#### [Exercise task]
Write out, precisely and in full, each line of the material.

#### [Source data]
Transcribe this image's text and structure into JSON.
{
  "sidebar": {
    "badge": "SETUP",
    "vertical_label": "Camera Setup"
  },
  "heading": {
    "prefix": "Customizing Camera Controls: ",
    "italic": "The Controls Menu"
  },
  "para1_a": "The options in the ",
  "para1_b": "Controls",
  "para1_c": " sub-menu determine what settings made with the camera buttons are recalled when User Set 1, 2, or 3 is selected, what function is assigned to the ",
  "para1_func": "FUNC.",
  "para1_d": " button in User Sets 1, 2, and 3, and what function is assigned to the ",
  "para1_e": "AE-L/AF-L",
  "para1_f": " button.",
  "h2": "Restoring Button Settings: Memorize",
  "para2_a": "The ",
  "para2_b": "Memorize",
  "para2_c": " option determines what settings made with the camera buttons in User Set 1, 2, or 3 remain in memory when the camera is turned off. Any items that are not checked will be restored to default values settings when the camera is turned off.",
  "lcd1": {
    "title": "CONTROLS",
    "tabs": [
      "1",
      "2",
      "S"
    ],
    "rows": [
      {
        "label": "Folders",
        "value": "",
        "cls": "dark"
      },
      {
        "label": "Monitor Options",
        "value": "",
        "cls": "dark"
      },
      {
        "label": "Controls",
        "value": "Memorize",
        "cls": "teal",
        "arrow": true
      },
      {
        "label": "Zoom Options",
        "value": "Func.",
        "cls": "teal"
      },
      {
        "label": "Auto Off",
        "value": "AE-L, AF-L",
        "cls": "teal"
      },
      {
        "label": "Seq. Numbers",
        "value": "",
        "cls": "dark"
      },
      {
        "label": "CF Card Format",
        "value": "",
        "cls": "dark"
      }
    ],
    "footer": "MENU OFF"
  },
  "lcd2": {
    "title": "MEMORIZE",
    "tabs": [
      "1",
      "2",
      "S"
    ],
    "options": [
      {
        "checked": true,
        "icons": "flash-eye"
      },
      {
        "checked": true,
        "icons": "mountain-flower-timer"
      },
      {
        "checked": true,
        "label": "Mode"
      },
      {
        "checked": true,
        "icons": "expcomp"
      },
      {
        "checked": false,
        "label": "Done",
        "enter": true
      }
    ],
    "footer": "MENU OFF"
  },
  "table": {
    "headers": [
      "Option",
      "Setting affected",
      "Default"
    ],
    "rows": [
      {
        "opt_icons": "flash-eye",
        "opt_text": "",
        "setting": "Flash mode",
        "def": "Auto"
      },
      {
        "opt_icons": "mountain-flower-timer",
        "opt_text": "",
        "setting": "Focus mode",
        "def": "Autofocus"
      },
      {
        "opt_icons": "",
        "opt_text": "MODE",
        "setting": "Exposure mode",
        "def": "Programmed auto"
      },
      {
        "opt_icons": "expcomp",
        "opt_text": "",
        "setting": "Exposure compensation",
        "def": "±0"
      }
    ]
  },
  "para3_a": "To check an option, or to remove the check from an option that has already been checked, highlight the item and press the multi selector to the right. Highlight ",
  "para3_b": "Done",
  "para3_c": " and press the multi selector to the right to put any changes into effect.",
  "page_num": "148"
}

#### [Answer to the task]
Transcribe this image's text and structure into JSON.
{
  "sidebar": {
    "badge": "SETUP",
    "vertical_label": "Camera Setup"
  },
  "heading": {
    "prefix": "Customizing Camera Controls: ",
    "italic": "The Controls Menu"
  },
  "para1_a": "The options in the ",
  "para1_b": "Controls",
  "para1_c": " sub-menu determine what settings made with the camera buttons are recalled when User Set 1, 2, or 3 is selected, what function is assigned to the ",
  "para1_func": "FUNC.",
  "para1_d": " button in User Sets 1, 2, and 3, and what function is assigned to the ",
  "para1_e": "AE-L/AF-L",
  "para1_f": " button.",
  "h2": "Restoring Button Settings: Memorize",
  "para2_a": "The ",
  "para2_b": "Memorize",
  "para2_c": " option determines what settings made with the camera buttons in User Set 1, 2, or 3 remain in memory when the camera is turned off. Any items that are not checked will be restored to default values settings when the camera is turned off.",
  "lcd1": {
    "title": "CONTROLS",
    "tabs": [
      "1",
      "2",
      "S"
    ],
    "rows": [
      {
        "label": "Folders",
        "value": "",
        "cls": "dark"
      },
      {
        "label": "Monitor Options",
        "value": "",
        "cls": "dark"
      },
      {
        "label": "Controls",
        "value": "Memorize",
        "cls": "teal",
        "arrow": true
      },
      {
        "label": "Zoom Options",
        "value": "Func.",
        "cls": "teal"
      },
      {
        "label": "Auto Off",
        "value": "AE-L, AF-L",
        "cls": "teal"
      },
      {
        "label": "Seq. Numbers",
        "value": "",
        "cls": "dark"
      },
      {
        "label": "CF Card Format",
        "value": "",
        "cls": "dark"
      }
    ],
    "footer": "MENU OFF"
  },
  "lcd2": {
    "title": "MEMORIZE",
    "tabs": [
      "1",
      "2",
      "S"
    ],
    "options": [
      {
        "checked": true,
        "icons": "flash-eye"
      },
      {
        "checked": true,
        "icons": "mountain-flower-timer"
      },
      {
        "checked": true,
        "label": "Mode"
      },
      {
        "checked": true,
        "icons": "expcomp"
      },
      {
        "checked": false,
        "label": "Done",
        "enter": true
      }
    ],
    "footer": "MENU OFF"
  },
  "table": {
    "headers": [
      "Option",
      "Setting affected",
      "Default"
    ],
    "rows": [
      {
        "opt_icons": "flash-eye",
        "opt_text": "",
        "setting": "Flash mode",
        "def": "Auto"
      },
      {
        "opt_icons": "mountain-flower-timer",
        "opt_text": "",
        "setting": "Focus mode",
        "def": "Autofocus"
      },
      {
        "opt_icons": "",
        "opt_text": "MODE",
        "setting": "Exposure mode",
        "def": "Programmed auto"
      },
      {
        "opt_icons": "expcomp",
        "opt_text": "",
        "setting": "Exposure compensation",
        "def": "±0"
      }
    ]
  },
  "para3_a": "To check an option, or to remove the check from an option that has already been checked, highlight the item and press the multi selector to the right. Highlight ",
  "para3_b": "Done",
  "para3_c": " and press the multi selector to the right to put any changes into effect.",
  "page_num": "148"
}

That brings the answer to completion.